In the data that follows, count the lines in which the word "name" occurs, and report that figure alone.

** Start **

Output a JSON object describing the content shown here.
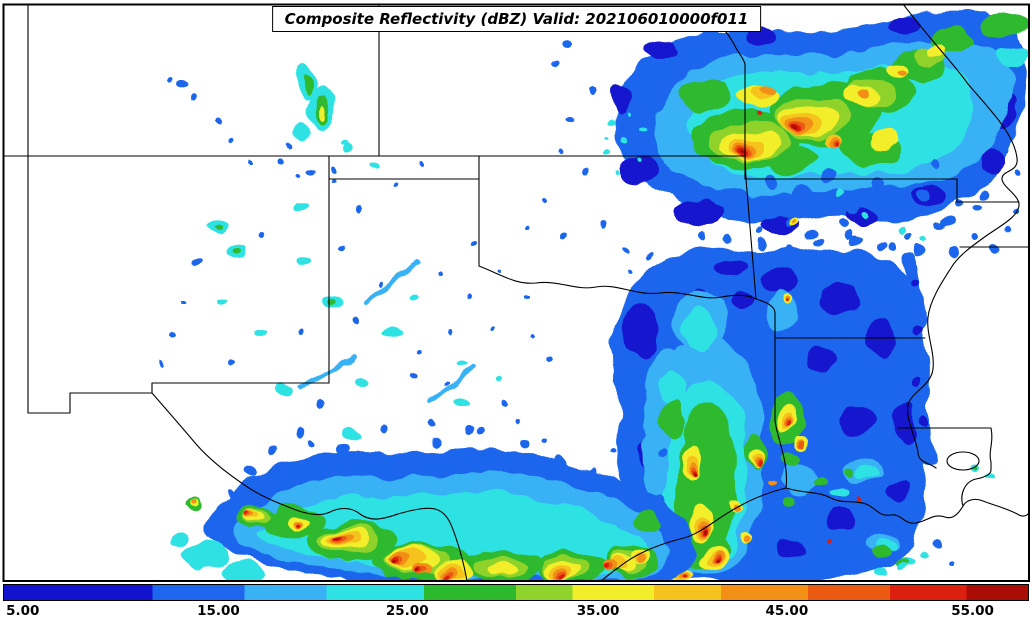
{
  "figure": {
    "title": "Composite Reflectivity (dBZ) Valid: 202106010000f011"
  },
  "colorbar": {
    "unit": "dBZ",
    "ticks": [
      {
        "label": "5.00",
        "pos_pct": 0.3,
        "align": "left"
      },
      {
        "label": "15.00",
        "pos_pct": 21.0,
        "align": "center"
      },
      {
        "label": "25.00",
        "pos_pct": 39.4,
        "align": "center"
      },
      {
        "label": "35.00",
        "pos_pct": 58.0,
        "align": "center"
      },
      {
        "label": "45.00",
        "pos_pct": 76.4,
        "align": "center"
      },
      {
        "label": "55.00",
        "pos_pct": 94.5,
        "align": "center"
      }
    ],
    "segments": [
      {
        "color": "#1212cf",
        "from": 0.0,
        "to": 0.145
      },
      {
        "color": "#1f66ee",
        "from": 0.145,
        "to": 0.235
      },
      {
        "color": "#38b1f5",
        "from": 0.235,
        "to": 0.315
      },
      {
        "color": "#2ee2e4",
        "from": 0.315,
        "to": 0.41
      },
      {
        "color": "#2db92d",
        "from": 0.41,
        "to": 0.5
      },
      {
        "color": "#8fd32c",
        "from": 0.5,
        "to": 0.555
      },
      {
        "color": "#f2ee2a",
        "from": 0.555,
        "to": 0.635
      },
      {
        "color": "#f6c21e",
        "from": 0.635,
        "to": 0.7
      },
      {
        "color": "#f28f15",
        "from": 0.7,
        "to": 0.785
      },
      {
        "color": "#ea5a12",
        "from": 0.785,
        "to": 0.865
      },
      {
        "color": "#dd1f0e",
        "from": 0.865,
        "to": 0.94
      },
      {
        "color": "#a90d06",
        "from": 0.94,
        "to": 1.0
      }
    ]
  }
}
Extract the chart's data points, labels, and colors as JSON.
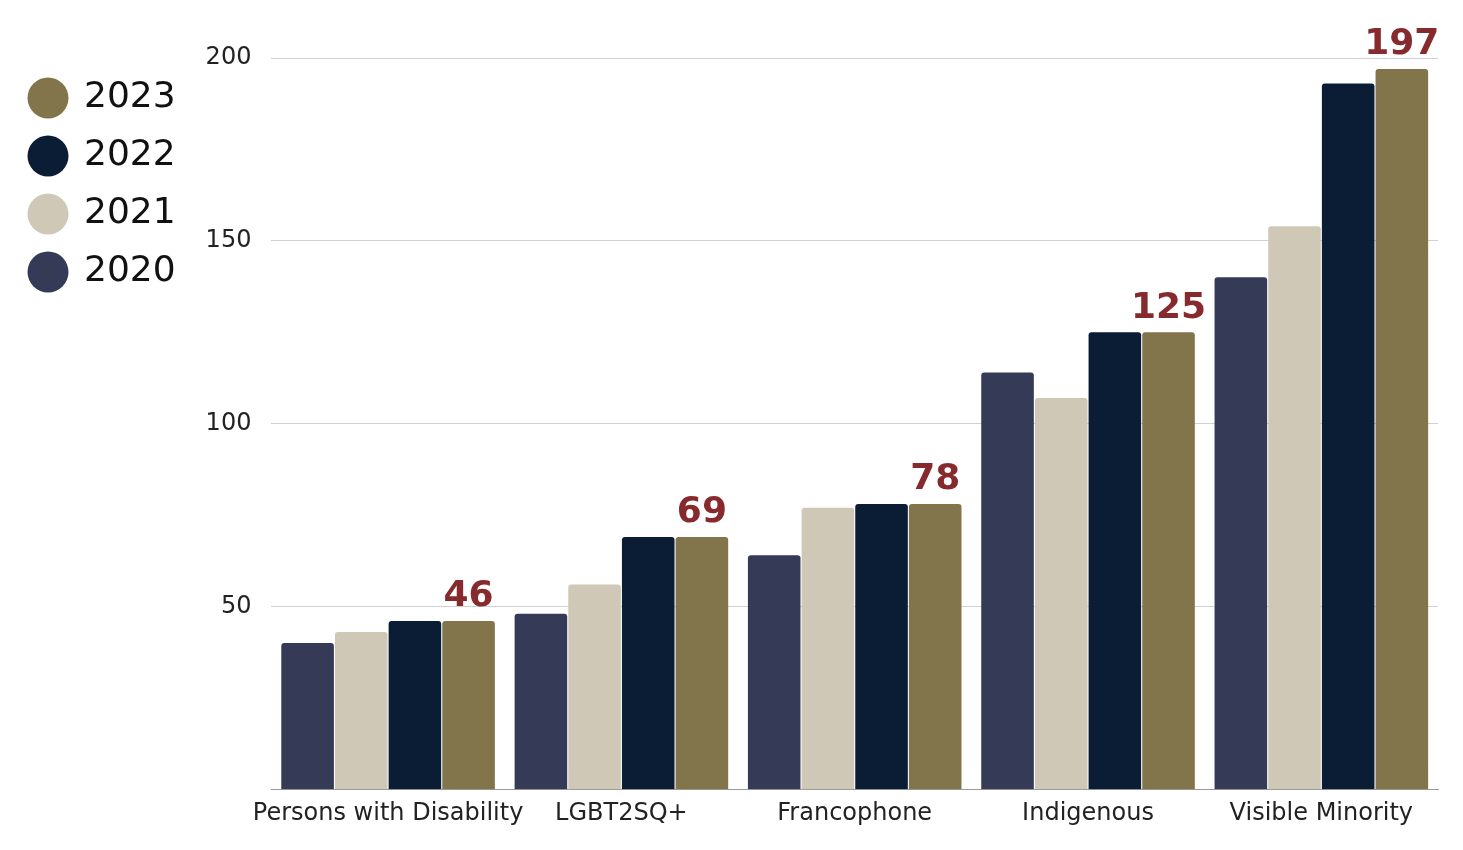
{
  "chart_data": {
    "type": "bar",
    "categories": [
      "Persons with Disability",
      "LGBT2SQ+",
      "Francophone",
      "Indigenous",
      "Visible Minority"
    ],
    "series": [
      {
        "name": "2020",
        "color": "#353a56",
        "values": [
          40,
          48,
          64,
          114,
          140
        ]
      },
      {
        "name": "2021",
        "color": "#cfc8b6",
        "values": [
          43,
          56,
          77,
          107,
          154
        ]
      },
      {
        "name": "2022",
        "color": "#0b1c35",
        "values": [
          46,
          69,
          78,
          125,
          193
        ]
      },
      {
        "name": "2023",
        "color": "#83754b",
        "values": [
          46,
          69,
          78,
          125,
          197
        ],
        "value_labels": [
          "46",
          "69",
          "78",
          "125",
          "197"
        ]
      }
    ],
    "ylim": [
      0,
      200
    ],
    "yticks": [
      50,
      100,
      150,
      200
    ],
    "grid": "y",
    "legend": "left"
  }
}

** End **
** Start **

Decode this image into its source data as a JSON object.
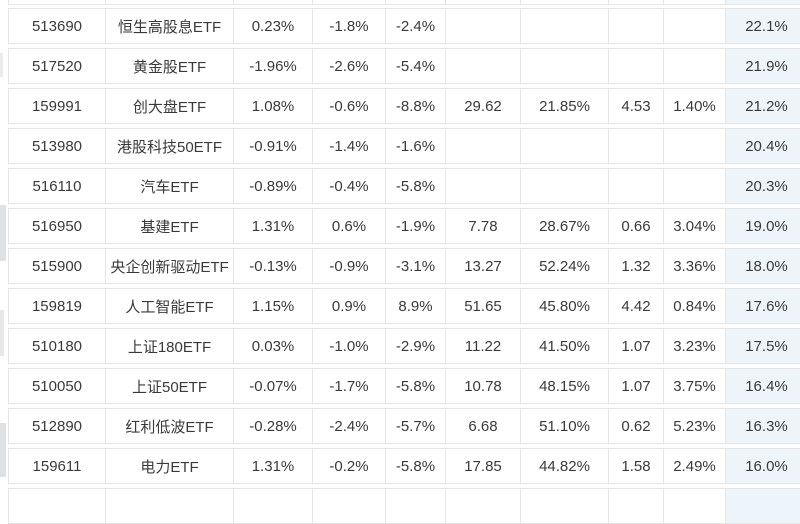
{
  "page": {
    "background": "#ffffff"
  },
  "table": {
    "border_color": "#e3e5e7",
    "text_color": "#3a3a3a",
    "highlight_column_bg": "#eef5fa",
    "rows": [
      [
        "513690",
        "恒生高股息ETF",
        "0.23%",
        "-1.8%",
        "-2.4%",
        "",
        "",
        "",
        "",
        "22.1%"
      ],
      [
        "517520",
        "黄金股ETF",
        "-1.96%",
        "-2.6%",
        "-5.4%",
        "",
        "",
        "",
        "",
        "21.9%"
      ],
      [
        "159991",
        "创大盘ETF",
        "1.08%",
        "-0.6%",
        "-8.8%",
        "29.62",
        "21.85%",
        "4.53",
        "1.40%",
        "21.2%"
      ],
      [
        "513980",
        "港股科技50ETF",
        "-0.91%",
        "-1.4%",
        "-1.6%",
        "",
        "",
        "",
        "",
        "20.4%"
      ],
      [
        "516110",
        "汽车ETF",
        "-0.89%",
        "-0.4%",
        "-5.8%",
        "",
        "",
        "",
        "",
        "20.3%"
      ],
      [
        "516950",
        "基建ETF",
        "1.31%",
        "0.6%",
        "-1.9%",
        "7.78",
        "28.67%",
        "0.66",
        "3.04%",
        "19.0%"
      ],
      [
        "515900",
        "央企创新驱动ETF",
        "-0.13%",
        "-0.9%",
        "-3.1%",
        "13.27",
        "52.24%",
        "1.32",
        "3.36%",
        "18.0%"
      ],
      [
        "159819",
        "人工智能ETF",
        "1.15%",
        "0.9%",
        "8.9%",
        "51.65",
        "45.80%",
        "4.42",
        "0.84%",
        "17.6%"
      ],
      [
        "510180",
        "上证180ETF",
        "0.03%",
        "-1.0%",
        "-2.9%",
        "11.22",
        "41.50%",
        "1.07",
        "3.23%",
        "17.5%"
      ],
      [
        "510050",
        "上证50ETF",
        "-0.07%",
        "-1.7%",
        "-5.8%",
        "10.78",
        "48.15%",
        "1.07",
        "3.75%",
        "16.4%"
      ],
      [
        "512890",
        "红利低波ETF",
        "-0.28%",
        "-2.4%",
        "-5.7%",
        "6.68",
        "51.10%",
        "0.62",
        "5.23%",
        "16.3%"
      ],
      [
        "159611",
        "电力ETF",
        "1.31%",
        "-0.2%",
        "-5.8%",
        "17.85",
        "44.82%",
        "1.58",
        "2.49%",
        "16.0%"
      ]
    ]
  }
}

** End **

Exercise answer: 4